For rootless nesting of the uid_ns, we need to provide a list of sub
uids/gids which can be used in the sub namespace. As each id in the
sub namespace must be mappable into the parent namespace, we need to
compute the mapping based on the layout of the parent. The following
mapping works for rootless podman with --userns=keep-id.
Note, that the default range (65k) does NOT allow to map nobody/nogroup,
in the sub-namespace, as this usually is id 65k-1 and we loose at least
one id per nesting. If we get a larger range, we just map as much as
we can and by that make nobody/nogroup usable.
With these changes we also add the uidmap and acl binaries to the
container which are needed by isar to setup the namespaces and
permissions.
Signed-off-by: Felix Moessbauer <
felix.mo...@siemens.com>
---
Dockerfile | 3 +-
container-entrypoint | 44 ++++++++++++++++++++
docs/userguide/kas-container-description.inc | 5 ++-
kas-container | 43 ++++++++++++++++++-
4 files changed, 90 insertions(+), 5 deletions(-)
diff --git a/Dockerfile b/Dockerfile
index e798472c8..b3514fad8 100644
--- a/Dockerfile
+++ b/Dockerfile
@@ -113,7 +113,8 @@ RUN --mount=type=cache,target=/var/cache/apt,sharing=${CACHE_SHARING} \
umoci skopeo \
python3-botocore \
bubblewrap \
- debootstrap && \
+ debootstrap \
+ uidmap acl && \
rm -f /etc/apt/apt.conf.d/use-snapshot.conf /etc/apt/apt.conf.d/keep-packages.conf && \
if [ -f "/etc/apt/sources.list.d/debian.sources~" ]; then \
mv -f /etc/apt/sources.list.d/debian.sources~ /etc/apt/sources.list.d/debian.sources; \
diff --git a/container-entrypoint b/container-entrypoint
index dee7275e8..da0c36d3a 100755
--- a/container-entrypoint
+++ b/container-entrypoint
@@ -34,6 +34,47 @@ enable_qemu_binfmts()
done
}
+# For rootless nesting of the uid_ns, we need to provide a list of sub
+# uids/gids which can be used in the sub namespace. As each id in the
+# sub namespace must be mappable into the parent namespace, we need to
+# compute the mapping based on the layout of the parent: Podman maps
+# to an intermediate namespace, hence giving us a user-id map we
+# actually can use for further splitting. Docker maps directly, hence
+# we need to compute the number of sub ids we can use (which have a
+# mapping in the parent ns)
+#
+# Note, that the default range (65k) does NOT allow to map nobody/nogroup,
+# in the sub-namespace, as this usually is id 65k-1 and we loose at least
+# one id per nesting. If we get a larger range, we just map as much as
+# we can and by that make nobody/nogroup usable.

Information provided:
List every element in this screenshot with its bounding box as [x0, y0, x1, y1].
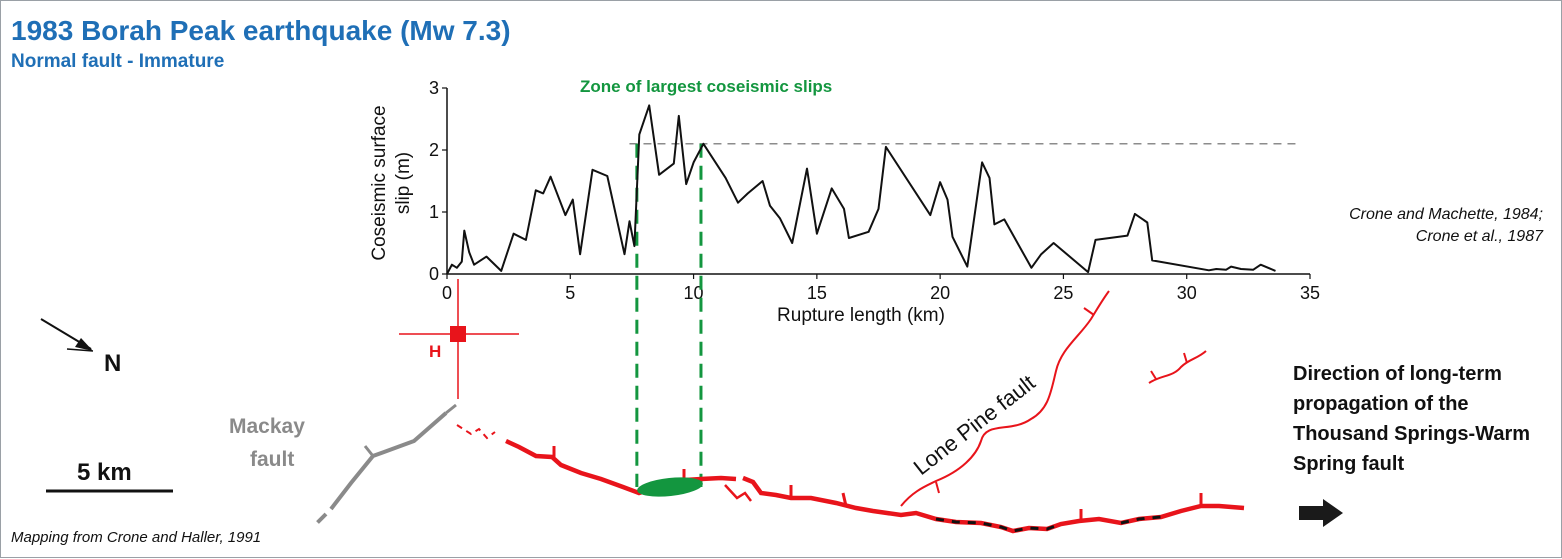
lone-pine-fault-trace [900, 290, 1207, 507]
direction-arrow-icon [1299, 499, 1343, 527]
y-tick-label: 3 [429, 78, 439, 98]
figure-subtitle: Normal fault - Immature [11, 51, 225, 72]
north-label: N [104, 350, 121, 377]
mackay-fault-trace [311, 403, 457, 529]
x-tick-label: 25 [1053, 283, 1073, 303]
zone-annotation: Zone of largest coseismic slips [580, 77, 832, 96]
x-tick-label: 20 [930, 283, 950, 303]
citation: Crone and Machette, 1984; Crone et al., … [1349, 204, 1543, 248]
borah-peak-rupture [456, 424, 1245, 534]
y-tick-label: 2 [429, 140, 439, 160]
hypocenter-label: H [429, 342, 441, 361]
y-axis-label-line1: Coseismic surface [369, 105, 390, 260]
series-line-0 [446, 104, 1276, 275]
x-tick-label: 15 [807, 283, 827, 303]
x-tick-label: 35 [1300, 283, 1320, 303]
x-tick-label: 10 [684, 283, 704, 303]
mapping-credit: Mapping from Crone and Haller, 1991 [11, 529, 262, 546]
figure-title: 1983 Borah Peak earthquake (Mw 7.3) [11, 15, 511, 46]
north-arrow-icon [40, 318, 94, 352]
mackay-label-line2: fault [250, 448, 294, 471]
x-tick-label: 30 [1177, 283, 1197, 303]
citation-line2: Crone et al., 1987 [1415, 228, 1543, 245]
x-axis-label: Rupture length (km) [777, 305, 945, 326]
y-axis-label-line2: slip (m) [393, 152, 414, 214]
scale-label: 5 km [77, 459, 132, 486]
y-tick-label: 1 [429, 202, 439, 222]
mackay-label-line1: Mackay [229, 415, 305, 438]
chart-layer: 0 5 10 15 20 25 30 35 0 1 2 3 [429, 78, 1320, 487]
y-tick-label: 0 [429, 264, 439, 284]
direction-label: Direction of long-term propagation of th… [1293, 363, 1531, 475]
citation-line1: Crone and Machette, 1984; [1349, 206, 1543, 223]
x-tick-label: 5 [565, 283, 575, 303]
x-tick-label: 0 [442, 283, 452, 303]
slip-zone-ellipse [637, 477, 703, 497]
map: N H Mackay fault [40, 279, 1343, 534]
hypocenter-icon [399, 279, 519, 399]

Short problem 1:
In the patch, the described mapping works for rootless podman with which option?
Short problem 2:
List every file that the patch's change summary shows as modified.
Short problem 3:
Write what follows in the patch after its last line.
The rows have nothing to do with the patch.

Result 1:
--userns=keep-id

Result 2:
Dockerfile, container-entrypoint, docs/userguide/kas-container-description.inc, kas-container

Result 3:
+# See man user_namespaces for details.
+setup_userns_mappings()
+{
+ UID_ROW=$(sort -r /proc/self/uid_map | head -1)
+ UID_OUTER=$(printf '%s' "$UID_ROW" | awk '{print $1}')
+ UID_INNER=$(printf '%s' "$UID_ROW" | awk '{print $2}')
+ UID_COUNT=$(printf '%s' "$UID_ROW" | awk '{print $3}')
+ GID_ROW=$(sort -r /proc/self/gid_map | head -1)
+ GID_OUTER=$(printf '%s' "$GID_ROW" | awk '{print $1}')
+ GID_INNER=$(printf '%s' "$GID_ROW" | awk '{print $2}')
+ GID_COUNT=$(printf '%s' "$GID_ROW" | awk '{print $3}')
+
+ # docker (direct mapping)
+ if [ "$UID_OUTER" = "1" ]; then
+ UID_INNER="$(($(id -u builder) + 1))"
+ [ "$UID_INNER" -lt "$UID_COUNT" ] && \
+ UID_COUNT="$((UID_COUNT - UID_INNER))"
+ fi
+ if [ "$GID_OUTER" = "1" ]; then
+ GID_INNER="$(($(id -g builder) + 1))"
+ [ "$GID_INNER" -lt "$GID_COUNT" ] && \
+ GID_COUNT="$((GID_COUNT - GID_INNER))"
+ fi
+
+ echo "builder:${UID_INNER}:${UID_COUNT}" | sudo tee /etc/subuid > /dev/null
+ echo "builder:${GID_INNER}:${GID_COUNT}" | sudo tee /etc/subgid > /dev/null
+}
+
# kas-isar: enable_qemu_binfmts
chown_managed_dirs()
@@ -103,6 +144,9 @@ else
GOSU="gosu builder"
fi
+# after all uid / gid changes are done, setup the namespace mappings
+# kas-isar: setup_userns_mappings
+
# kas-container on rootless docker workaround
if [ -n "$USER_ID" ] && [ "$USER_ID" -ne 0 ] && \
[ "$KAS_DOCKER_ROOTLESS" = "1" ] && [ "$(stat -c %u /repo)" -eq 0 ]; then
diff --git a/docs/userguide/kas-container-description.inc b/docs/userguide/kas-container-description.inc
index 7f350138a..776251124 100644
--- a/docs/userguide/kas-container-description.inc
+++ b/docs/userguide/kas-container-description.inc
@@ -39,5 +39,6 @@ written to from the host. To completely remove all data managed by kas, use
so they can be removed from the host.
.. note::
- The ISAR build system is not compatible with rootless execution. By that,
- we fall back to the system docker or podman instance.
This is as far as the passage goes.